--- Start of GIVEN ENTRIES ---

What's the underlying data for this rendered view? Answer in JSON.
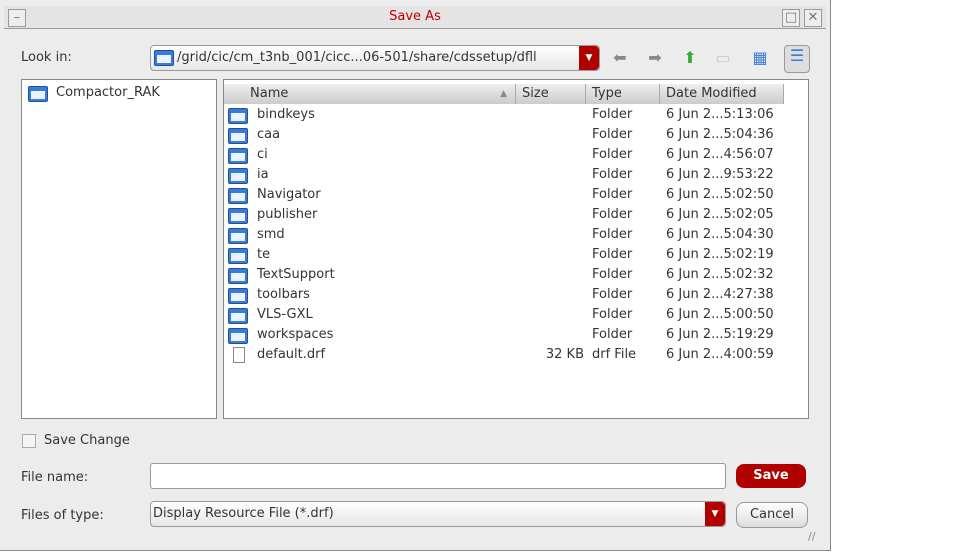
{
  "title": "Save As",
  "look_in_label": "Look in:",
  "look_in_path": "/grid/cic/cm_t3nb_001/cicc...06-501/share/cdssetup/dfll",
  "left_items": [
    "Compactor_RAK"
  ],
  "columns": {
    "name": "Name",
    "size": "Size",
    "type": "Type",
    "date": "Date Modified"
  },
  "files": [
    {
      "name": "bindkeys",
      "size": "",
      "type": "Folder",
      "date": "6 Jun 2...5:13:06",
      "kind": "folder"
    },
    {
      "name": "caa",
      "size": "",
      "type": "Folder",
      "date": "6 Jun 2...5:04:36",
      "kind": "folder"
    },
    {
      "name": "ci",
      "size": "",
      "type": "Folder",
      "date": "6 Jun 2...4:56:07",
      "kind": "folder"
    },
    {
      "name": "ia",
      "size": "",
      "type": "Folder",
      "date": "6 Jun 2...9:53:22",
      "kind": "folder"
    },
    {
      "name": "Navigator",
      "size": "",
      "type": "Folder",
      "date": "6 Jun 2...5:02:50",
      "kind": "folder"
    },
    {
      "name": "publisher",
      "size": "",
      "type": "Folder",
      "date": "6 Jun 2...5:02:05",
      "kind": "folder"
    },
    {
      "name": "smd",
      "size": "",
      "type": "Folder",
      "date": "6 Jun 2...5:04:30",
      "kind": "folder"
    },
    {
      "name": "te",
      "size": "",
      "type": "Folder",
      "date": "6 Jun 2...5:02:19",
      "kind": "folder"
    },
    {
      "name": "TextSupport",
      "size": "",
      "type": "Folder",
      "date": "6 Jun 2...5:02:32",
      "kind": "folder"
    },
    {
      "name": "toolbars",
      "size": "",
      "type": "Folder",
      "date": "6 Jun 2...4:27:38",
      "kind": "folder"
    },
    {
      "name": "VLS-GXL",
      "size": "",
      "type": "Folder",
      "date": "6 Jun 2...5:00:50",
      "kind": "folder"
    },
    {
      "name": "workspaces",
      "size": "",
      "type": "Folder",
      "date": "6 Jun 2...5:19:29",
      "kind": "folder"
    },
    {
      "name": "default.drf",
      "size": "32 KB",
      "type": "drf File",
      "date": "6 Jun 2...4:00:59",
      "kind": "file"
    }
  ],
  "save_change_label": "Save Change",
  "file_name_label": "File name:",
  "file_name_value": "",
  "files_of_type_label": "Files of type:",
  "files_of_type_value": "Display Resource File (*.drf)",
  "save_button": "Save",
  "cancel_button": "Cancel"
}
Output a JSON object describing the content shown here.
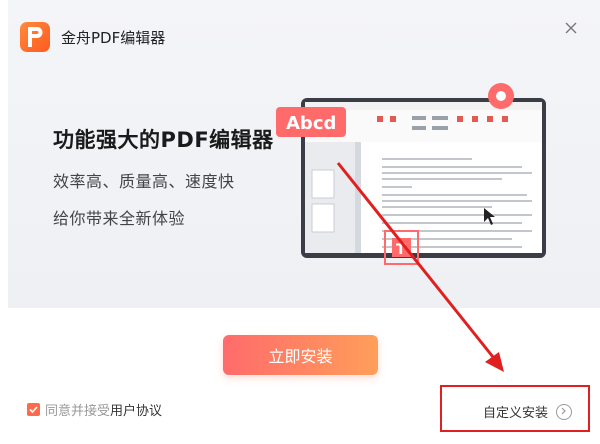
{
  "window": {
    "title": "金舟PDF编辑器"
  },
  "hero": {
    "headline": "功能强大的PDF编辑器",
    "subline1": "效率高、质量高、速度快",
    "subline2": "给你带来全新体验",
    "illustration_text": "Abcd"
  },
  "actions": {
    "install_label": "立即安装",
    "agree_prefix": "同意并接受",
    "agree_link": "用户协议",
    "agree_checked": true,
    "custom_install_label": "自定义安装"
  },
  "colors": {
    "accent": "#ff6b4a",
    "button_gradient_start": "#ff6b6b",
    "button_gradient_end": "#ff9e5a",
    "annotation_red": "#e02020"
  }
}
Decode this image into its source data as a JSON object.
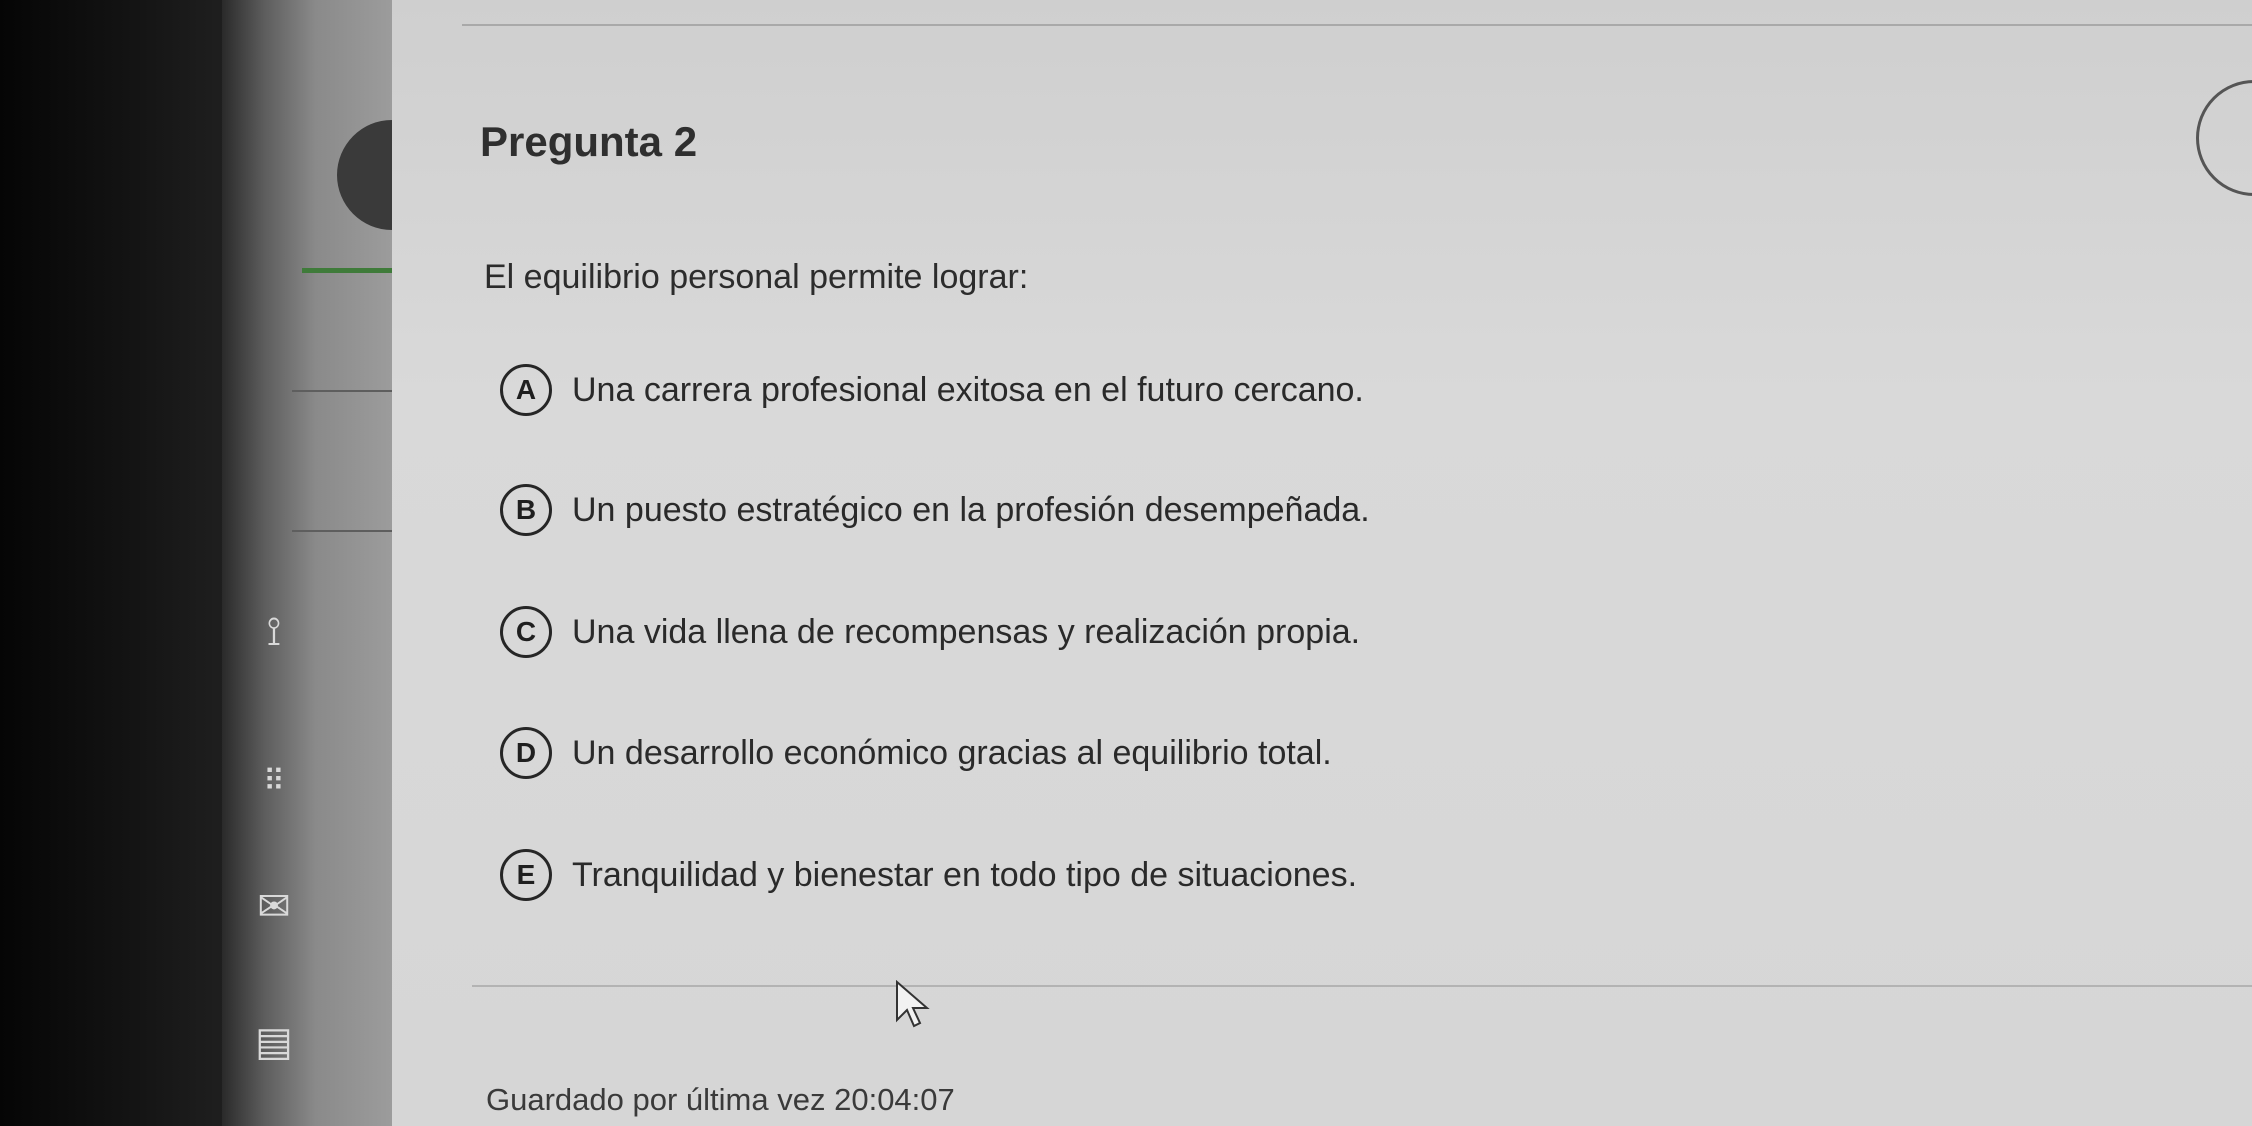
{
  "question": {
    "title": "Pregunta 2",
    "prompt": "El equilibrio personal permite lograr:",
    "options": [
      {
        "letter": "A",
        "text": "Una carrera profesional exitosa en el futuro cercano."
      },
      {
        "letter": "B",
        "text": "Un puesto estratégico en la profesión desempeñada."
      },
      {
        "letter": "C",
        "text": "Una vida llena de recompensas y realización propia."
      },
      {
        "letter": "D",
        "text": "Un desarrollo económico gracias al equilibrio total."
      },
      {
        "letter": "E",
        "text": "Tranquilidad y bienestar en todo tipo de situaciones."
      }
    ]
  },
  "footer": {
    "saved_label": "Guardado por última vez",
    "saved_time": "20:04:07"
  },
  "sidebar": {
    "icons": [
      "flowchart-icon",
      "keypad-icon",
      "mail-icon",
      "document-icon"
    ]
  },
  "colors": {
    "panel_bg": "#d6d6d6",
    "text": "#2a2a2a",
    "accent_green": "#3f7b3a"
  }
}
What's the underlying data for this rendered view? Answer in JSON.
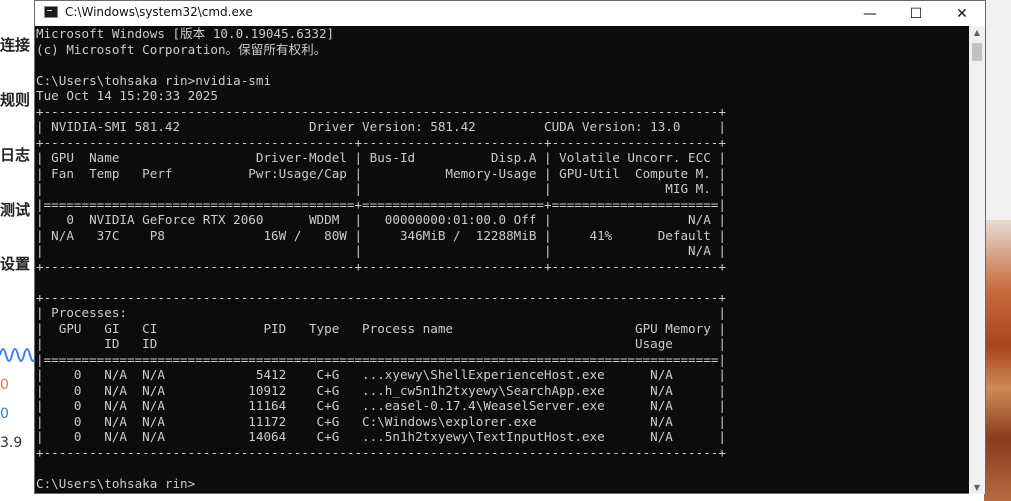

--- End of GIVEN ENTRIES ---

All entries are to be retyped exactly. Omit any embedded images.

What's the underlying data for this rendered view? Answer in JSON.
{
  "title": "Save As",
  "look_in_label": "Look in:",
  "look_in_path": "/grid/cic/cm_t3nb_001/cicc...06-501/share/cdssetup/dfll",
  "left_items": [
    "Compactor_RAK"
  ],
  "columns": {
    "name": "Name",
    "size": "Size",
    "type": "Type",
    "date": "Date Modified"
  },
  "files": [
    {
      "name": "bindkeys",
      "size": "",
      "type": "Folder",
      "date": "6 Jun 2...5:13:06",
      "kind": "folder"
    },
    {
      "name": "caa",
      "size": "",
      "type": "Folder",
      "date": "6 Jun 2...5:04:36",
      "kind": "folder"
    },
    {
      "name": "ci",
      "size": "",
      "type": "Folder",
      "date": "6 Jun 2...4:56:07",
      "kind": "folder"
    },
    {
      "name": "ia",
      "size": "",
      "type": "Folder",
      "date": "6 Jun 2...9:53:22",
      "kind": "folder"
    },
    {
      "name": "Navigator",
      "size": "",
      "type": "Folder",
      "date": "6 Jun 2...5:02:50",
      "kind": "folder"
    },
    {
      "name": "publisher",
      "size": "",
      "type": "Folder",
      "date": "6 Jun 2...5:02:05",
      "kind": "folder"
    },
    {
      "name": "smd",
      "size": "",
      "type": "Folder",
      "date": "6 Jun 2...5:04:30",
      "kind": "folder"
    },
    {
      "name": "te",
      "size": "",
      "type": "Folder",
      "date": "6 Jun 2...5:02:19",
      "kind": "folder"
    },
    {
      "name": "TextSupport",
      "size": "",
      "type": "Folder",
      "date": "6 Jun 2...5:02:32",
      "kind": "folder"
    },
    {
      "name": "toolbars",
      "size": "",
      "type": "Folder",
      "date": "6 Jun 2...4:27:38",
      "kind": "folder"
    },
    {
      "name": "VLS-GXL",
      "size": "",
      "type": "Folder",
      "date": "6 Jun 2...5:00:50",
      "kind": "folder"
    },
    {
      "name": "workspaces",
      "size": "",
      "type": "Folder",
      "date": "6 Jun 2...5:19:29",
      "kind": "folder"
    },
    {
      "name": "default.drf",
      "size": "32 KB",
      "type": "drf File",
      "date": "6 Jun 2...4:00:59",
      "kind": "file"
    }
  ],
  "save_change_label": "Save Change",
  "file_name_label": "File name:",
  "file_name_value": "",
  "files_of_type_label": "Files of type:",
  "files_of_type_value": "Display Resource File (*.drf)",
  "save_button": "Save",
  "cancel_button": "Cancel"
}
Output a JSON object describing the content shown here.
{
  "window": {
    "title": "金舟PDF编辑器"
  },
  "hero": {
    "headline": "功能强大的PDF编辑器",
    "subline1": "效率高、质量高、速度快",
    "subline2": "给你带来全新体验",
    "illustration_text": "Abcd"
  },
  "actions": {
    "install_label": "立即安装",
    "agree_prefix": "同意并接受",
    "agree_link": "用户协议",
    "agree_checked": true,
    "custom_install_label": "自定义安装"
  },
  "colors": {
    "accent": "#ff6b4a",
    "button_gradient_start": "#ff6b6b",
    "button_gradient_end": "#ff9e5a",
    "annotation_red": "#e02020"
  }
}
Decode this image into its source data as a JSON object.
{
  "question": {
    "title": "Pregunta 2",
    "prompt": "El equilibrio personal permite lograr:",
    "options": [
      {
        "letter": "A",
        "text": "Una carrera profesional exitosa en el futuro cercano."
      },
      {
        "letter": "B",
        "text": "Un puesto estratégico en la profesión desempeñada."
      },
      {
        "letter": "C",
        "text": "Una vida llena de recompensas y realización propia."
      },
      {
        "letter": "D",
        "text": "Un desarrollo económico gracias al equilibrio total."
      },
      {
        "letter": "E",
        "text": "Tranquilidad y bienestar en todo tipo de situaciones."
      }
    ]
  },
  "footer": {
    "saved_label": "Guardado por última vez",
    "saved_time": "20:04:07"
  },
  "sidebar": {
    "icons": [
      "flowchart-icon",
      "keypad-icon",
      "mail-icon",
      "document-icon"
    ]
  },
  "colors": {
    "panel_bg": "#d6d6d6",
    "text": "#2a2a2a",
    "accent_green": "#3f7b3a"
  }
}
What's the underlying data for this rendered view? Answer in JSON.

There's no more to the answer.